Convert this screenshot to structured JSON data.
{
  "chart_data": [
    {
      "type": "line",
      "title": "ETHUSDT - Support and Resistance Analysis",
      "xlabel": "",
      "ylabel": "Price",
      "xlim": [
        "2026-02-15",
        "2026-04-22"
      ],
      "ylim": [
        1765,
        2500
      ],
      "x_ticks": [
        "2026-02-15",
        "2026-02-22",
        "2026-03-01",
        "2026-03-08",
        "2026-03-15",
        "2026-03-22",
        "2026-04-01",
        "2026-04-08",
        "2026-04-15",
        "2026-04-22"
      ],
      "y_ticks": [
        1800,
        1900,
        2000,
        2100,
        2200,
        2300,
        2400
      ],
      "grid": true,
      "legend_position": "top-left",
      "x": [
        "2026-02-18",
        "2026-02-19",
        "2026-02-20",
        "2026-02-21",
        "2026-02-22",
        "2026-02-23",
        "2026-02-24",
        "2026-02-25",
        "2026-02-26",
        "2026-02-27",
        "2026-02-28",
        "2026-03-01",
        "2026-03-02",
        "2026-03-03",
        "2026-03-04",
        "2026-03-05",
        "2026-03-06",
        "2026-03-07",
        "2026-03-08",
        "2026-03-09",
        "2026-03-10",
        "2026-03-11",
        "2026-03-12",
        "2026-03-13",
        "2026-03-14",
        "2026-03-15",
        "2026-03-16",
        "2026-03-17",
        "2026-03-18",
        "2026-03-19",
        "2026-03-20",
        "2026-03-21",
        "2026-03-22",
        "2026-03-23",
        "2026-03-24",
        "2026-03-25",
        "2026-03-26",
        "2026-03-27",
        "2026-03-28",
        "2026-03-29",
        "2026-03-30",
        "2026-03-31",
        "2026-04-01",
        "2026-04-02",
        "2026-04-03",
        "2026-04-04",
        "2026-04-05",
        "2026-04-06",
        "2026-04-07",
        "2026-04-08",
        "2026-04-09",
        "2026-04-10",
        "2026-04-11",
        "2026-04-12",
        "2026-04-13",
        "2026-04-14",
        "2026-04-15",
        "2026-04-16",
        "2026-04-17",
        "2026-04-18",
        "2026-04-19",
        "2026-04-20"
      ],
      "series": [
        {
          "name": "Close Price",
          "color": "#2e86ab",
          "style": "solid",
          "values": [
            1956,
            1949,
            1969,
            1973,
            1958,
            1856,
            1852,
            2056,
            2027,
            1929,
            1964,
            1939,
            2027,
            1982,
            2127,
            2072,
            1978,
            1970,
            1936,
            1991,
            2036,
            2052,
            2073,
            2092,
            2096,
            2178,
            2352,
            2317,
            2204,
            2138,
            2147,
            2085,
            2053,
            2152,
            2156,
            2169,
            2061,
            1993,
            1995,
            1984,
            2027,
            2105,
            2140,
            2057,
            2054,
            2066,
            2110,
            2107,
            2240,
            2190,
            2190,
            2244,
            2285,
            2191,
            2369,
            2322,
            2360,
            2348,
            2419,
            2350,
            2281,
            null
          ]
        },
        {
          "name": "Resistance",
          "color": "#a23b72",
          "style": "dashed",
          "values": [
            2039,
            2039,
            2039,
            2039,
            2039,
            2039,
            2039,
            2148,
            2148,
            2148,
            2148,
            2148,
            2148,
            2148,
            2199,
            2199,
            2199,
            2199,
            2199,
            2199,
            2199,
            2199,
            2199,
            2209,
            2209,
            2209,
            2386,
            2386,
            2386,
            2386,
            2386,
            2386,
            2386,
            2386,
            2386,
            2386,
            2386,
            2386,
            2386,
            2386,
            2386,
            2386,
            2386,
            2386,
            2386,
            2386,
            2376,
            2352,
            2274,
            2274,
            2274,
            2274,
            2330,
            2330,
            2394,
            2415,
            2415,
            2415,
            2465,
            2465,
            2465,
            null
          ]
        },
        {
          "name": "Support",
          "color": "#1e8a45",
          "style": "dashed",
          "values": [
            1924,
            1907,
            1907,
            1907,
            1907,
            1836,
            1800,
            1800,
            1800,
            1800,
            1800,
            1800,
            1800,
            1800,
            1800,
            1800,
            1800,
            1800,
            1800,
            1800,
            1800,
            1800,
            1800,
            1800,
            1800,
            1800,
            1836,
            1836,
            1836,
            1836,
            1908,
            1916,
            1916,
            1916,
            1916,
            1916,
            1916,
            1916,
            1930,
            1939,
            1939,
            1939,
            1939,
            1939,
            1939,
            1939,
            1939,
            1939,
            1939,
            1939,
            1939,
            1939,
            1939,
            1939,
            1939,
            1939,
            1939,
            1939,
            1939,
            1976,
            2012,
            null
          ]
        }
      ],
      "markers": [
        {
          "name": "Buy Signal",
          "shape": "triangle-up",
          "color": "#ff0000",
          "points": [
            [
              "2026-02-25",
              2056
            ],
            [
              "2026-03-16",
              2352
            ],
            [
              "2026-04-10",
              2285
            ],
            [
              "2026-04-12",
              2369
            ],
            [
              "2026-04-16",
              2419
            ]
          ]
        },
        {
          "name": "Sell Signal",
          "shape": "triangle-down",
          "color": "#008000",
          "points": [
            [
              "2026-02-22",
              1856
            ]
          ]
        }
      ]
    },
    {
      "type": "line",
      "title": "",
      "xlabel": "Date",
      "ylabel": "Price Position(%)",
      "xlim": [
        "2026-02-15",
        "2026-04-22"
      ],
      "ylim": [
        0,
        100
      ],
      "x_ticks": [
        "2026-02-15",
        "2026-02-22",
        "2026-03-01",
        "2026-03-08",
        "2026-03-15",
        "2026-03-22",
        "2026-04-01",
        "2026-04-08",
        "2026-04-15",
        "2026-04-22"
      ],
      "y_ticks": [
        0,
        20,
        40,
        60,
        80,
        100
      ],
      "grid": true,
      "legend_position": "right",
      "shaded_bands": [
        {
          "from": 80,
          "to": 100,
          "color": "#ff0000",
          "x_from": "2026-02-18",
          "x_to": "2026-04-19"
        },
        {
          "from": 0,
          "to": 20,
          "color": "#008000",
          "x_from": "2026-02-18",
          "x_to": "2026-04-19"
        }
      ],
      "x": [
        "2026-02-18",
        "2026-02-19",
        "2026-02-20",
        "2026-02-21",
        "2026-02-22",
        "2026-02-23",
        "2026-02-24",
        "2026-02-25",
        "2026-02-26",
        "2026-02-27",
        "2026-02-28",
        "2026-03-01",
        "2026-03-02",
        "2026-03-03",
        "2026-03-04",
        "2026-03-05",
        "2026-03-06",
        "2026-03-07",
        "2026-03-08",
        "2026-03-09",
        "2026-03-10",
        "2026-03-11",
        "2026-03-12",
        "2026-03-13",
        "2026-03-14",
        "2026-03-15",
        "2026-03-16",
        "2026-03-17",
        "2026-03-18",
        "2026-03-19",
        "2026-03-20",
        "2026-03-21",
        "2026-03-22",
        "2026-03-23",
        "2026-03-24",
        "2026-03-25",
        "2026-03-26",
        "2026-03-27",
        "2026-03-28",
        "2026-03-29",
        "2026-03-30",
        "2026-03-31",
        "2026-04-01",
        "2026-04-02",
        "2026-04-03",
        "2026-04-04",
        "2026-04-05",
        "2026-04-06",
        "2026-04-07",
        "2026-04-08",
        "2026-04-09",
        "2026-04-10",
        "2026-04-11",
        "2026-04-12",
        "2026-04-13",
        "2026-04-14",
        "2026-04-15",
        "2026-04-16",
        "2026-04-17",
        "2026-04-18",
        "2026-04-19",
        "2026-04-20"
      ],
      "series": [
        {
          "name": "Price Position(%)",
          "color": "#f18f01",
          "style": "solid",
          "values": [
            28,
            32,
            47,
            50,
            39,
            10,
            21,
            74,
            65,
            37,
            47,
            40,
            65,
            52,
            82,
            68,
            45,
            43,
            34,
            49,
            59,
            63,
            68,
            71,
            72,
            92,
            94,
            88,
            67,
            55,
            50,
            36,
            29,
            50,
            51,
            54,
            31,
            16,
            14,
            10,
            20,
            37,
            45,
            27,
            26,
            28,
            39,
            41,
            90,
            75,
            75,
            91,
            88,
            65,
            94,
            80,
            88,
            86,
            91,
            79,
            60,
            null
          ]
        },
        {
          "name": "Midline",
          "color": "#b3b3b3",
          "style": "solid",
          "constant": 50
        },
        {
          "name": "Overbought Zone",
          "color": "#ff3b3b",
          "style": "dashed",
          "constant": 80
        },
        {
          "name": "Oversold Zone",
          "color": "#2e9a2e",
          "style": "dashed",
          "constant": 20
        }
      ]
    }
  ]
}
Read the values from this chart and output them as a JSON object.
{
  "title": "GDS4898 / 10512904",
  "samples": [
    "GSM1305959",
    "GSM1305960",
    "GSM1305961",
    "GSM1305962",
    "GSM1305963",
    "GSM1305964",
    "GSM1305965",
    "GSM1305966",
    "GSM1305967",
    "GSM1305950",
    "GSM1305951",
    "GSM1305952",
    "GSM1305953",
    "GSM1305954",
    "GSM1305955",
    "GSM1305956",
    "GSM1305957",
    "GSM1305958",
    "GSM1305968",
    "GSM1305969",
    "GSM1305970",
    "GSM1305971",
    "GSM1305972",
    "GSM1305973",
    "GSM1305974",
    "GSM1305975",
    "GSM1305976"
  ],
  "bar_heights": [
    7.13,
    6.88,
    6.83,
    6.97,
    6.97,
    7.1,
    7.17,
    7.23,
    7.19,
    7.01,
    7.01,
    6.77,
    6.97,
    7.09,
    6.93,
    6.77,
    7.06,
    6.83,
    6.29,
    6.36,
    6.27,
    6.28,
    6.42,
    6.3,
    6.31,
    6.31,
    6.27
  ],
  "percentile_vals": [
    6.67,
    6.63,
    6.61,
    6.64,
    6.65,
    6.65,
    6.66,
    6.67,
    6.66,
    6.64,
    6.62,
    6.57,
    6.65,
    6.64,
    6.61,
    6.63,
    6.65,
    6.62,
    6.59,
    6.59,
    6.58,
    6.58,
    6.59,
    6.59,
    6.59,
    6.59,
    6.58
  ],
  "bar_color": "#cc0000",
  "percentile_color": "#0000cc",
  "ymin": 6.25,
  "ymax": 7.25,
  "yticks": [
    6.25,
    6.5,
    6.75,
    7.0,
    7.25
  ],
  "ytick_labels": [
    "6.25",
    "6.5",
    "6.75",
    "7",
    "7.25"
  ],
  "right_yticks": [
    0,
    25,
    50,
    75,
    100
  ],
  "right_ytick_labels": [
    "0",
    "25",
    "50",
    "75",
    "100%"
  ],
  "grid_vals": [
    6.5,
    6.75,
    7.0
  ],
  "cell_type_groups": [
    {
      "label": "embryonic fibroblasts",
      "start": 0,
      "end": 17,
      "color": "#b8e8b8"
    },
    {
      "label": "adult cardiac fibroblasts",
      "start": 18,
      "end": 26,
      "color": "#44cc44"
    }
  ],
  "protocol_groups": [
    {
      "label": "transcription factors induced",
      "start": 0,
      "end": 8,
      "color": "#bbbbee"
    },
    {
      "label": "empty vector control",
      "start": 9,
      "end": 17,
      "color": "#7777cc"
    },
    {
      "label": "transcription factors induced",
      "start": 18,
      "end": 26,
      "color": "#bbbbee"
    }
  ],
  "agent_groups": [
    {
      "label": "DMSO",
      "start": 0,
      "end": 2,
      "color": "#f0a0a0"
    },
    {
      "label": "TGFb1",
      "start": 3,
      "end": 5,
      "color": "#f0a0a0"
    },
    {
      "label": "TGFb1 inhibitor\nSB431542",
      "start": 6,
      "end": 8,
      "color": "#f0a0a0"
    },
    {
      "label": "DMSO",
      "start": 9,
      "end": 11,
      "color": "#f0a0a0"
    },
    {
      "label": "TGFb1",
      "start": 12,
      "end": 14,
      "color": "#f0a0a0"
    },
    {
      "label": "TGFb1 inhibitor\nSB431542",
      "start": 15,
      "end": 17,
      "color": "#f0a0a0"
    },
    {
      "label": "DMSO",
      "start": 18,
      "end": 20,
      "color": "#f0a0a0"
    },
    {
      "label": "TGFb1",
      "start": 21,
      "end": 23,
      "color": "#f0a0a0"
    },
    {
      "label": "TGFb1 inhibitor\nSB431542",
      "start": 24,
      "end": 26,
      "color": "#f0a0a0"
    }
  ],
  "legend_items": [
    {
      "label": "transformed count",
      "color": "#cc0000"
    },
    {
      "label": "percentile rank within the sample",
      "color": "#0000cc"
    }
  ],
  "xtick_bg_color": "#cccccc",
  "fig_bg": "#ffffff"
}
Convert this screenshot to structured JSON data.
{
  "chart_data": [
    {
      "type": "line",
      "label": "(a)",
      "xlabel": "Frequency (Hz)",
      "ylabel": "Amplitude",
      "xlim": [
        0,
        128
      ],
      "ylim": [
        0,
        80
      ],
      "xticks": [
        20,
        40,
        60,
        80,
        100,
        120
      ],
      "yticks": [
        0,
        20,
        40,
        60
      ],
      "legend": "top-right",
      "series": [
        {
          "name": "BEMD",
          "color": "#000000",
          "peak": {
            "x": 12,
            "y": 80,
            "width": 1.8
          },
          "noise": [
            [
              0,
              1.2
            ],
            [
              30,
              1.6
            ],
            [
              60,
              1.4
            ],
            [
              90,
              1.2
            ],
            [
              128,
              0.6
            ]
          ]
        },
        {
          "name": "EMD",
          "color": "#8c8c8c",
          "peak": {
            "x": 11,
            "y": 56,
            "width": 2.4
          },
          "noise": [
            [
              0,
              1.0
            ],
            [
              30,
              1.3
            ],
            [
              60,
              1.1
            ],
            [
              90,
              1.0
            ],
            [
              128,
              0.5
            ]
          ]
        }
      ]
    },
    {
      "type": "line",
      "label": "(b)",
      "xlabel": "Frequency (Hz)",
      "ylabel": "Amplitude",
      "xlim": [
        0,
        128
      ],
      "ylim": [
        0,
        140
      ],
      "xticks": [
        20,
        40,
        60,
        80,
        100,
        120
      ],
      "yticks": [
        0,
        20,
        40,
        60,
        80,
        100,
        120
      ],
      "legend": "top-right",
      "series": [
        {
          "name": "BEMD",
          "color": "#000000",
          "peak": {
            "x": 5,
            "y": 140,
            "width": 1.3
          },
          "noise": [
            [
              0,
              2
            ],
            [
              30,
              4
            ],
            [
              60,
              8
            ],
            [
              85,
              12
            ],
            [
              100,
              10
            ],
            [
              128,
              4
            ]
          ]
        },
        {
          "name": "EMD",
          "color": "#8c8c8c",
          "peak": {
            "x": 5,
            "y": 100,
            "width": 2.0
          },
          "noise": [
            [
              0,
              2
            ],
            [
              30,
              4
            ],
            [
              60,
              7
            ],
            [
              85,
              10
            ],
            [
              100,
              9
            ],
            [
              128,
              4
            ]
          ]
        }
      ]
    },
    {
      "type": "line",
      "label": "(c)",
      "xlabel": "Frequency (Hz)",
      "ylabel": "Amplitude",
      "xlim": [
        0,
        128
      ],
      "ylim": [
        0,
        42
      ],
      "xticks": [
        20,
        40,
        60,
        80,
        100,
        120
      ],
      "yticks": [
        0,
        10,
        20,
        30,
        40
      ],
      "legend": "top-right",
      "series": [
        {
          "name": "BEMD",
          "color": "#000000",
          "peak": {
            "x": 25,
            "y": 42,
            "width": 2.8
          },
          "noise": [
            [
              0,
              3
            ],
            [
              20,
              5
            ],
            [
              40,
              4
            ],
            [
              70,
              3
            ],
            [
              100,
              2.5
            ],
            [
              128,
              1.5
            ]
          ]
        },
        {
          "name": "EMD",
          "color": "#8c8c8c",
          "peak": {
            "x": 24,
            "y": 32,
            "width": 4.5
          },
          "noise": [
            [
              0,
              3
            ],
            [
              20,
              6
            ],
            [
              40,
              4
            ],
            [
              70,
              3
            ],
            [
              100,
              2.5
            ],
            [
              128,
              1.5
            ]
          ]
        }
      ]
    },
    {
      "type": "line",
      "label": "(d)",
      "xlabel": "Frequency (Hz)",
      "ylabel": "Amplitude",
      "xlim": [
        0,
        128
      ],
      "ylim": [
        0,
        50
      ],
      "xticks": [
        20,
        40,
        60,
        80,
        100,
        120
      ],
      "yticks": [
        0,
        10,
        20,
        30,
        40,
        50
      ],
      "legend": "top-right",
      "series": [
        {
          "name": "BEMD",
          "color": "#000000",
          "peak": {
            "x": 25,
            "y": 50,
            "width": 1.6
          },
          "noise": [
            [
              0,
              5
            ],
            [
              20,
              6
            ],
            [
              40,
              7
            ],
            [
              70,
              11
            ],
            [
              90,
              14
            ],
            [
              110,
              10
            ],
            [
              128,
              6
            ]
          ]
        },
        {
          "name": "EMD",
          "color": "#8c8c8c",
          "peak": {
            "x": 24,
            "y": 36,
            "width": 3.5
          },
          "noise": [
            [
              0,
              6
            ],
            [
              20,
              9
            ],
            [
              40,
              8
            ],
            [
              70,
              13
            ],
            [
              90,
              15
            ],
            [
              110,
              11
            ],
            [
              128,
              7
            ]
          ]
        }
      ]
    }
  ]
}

▸ **WHAT TO WORK ON**: Find every line in the records above that contains the word "Price", and copy each one.

▸ **TASK SOLUTION**:
      "ylabel": "Price",
          "name": "Close Price",
      "ylabel": "Price Position(%)",
          "name": "Price Position(%)",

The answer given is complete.